**Written exercise:** Repeat every entry in the listing below, exactly.

**Data records:**
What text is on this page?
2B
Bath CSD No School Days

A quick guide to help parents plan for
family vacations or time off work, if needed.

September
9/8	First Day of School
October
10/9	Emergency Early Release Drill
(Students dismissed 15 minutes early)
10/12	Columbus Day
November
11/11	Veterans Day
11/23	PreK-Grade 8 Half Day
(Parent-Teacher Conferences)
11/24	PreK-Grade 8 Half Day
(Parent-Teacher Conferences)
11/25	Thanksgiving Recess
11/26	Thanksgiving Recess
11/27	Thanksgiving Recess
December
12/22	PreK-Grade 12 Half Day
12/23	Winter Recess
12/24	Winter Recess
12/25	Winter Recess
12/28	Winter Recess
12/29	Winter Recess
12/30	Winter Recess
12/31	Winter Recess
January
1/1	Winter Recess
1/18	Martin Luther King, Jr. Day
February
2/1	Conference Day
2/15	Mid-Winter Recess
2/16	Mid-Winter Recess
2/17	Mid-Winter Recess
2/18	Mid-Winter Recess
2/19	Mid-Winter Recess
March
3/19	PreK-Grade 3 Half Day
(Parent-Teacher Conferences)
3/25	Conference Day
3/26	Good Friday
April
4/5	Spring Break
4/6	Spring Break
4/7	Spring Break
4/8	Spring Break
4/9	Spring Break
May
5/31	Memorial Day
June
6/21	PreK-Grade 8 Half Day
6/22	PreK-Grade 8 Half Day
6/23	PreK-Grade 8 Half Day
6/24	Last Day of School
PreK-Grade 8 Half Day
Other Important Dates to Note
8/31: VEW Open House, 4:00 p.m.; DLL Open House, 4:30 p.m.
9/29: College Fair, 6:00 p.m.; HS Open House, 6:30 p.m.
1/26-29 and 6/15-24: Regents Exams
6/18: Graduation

**Answer to the problem:**
What text is on this page?
2B
Bath CSD No School Days

A quick guide to help parents plan for
family vacations or time off work, if needed.

September
9/8	First Day of School
October
10/9	Emergency Early Release Drill
(Students dismissed 15 minutes early)
10/12	Columbus Day
November
11/11	Veterans Day
11/23	PreK-Grade 8 Half Day
(Parent-Teacher Conferences)
11/24	PreK-Grade 8 Half Day
(Parent-Teacher Conferences)
11/25	Thanksgiving Recess
11/26	Thanksgiving Recess
11/27	Thanksgiving Recess
December
12/22	PreK-Grade 12 Half Day
12/23	Winter Recess
12/24	Winter Recess
12/25	Winter Recess
12/28	Winter Recess
12/29	Winter Recess
12/30	Winter Recess
12/31	Winter Recess
January
1/1	Winter Recess
1/18	Martin Luther King, Jr. Day
February
2/1	Conference Day
2/15	Mid-Winter Recess
2/16	Mid-Winter Recess
2/17	Mid-Winter Recess
2/18	Mid-Winter Recess
2/19	Mid-Winter Recess
March
3/19	PreK-Grade 3 Half Day
(Parent-Teacher Conferences)
3/25	Conference Day
3/26	Good Friday
April
4/5	Spring Break
4/6	Spring Break
4/7	Spring Break
4/8	Spring Break
4/9	Spring Break
May
5/31	Memorial Day
June
6/21	PreK-Grade 8 Half Day
6/22	PreK-Grade 8 Half Day
6/23	PreK-Grade 8 Half Day
6/24	Last Day of School
PreK-Grade 8 Half Day
Other Important Dates to Note
8/31: VEW Open House, 4:00 p.m.; DLL Open House, 4:30 p.m.
9/29: College Fair, 6:00 p.m.; HS Open House, 6:30 p.m.
1/26-29 and 6/15-24: Regents Exams
6/18: Graduation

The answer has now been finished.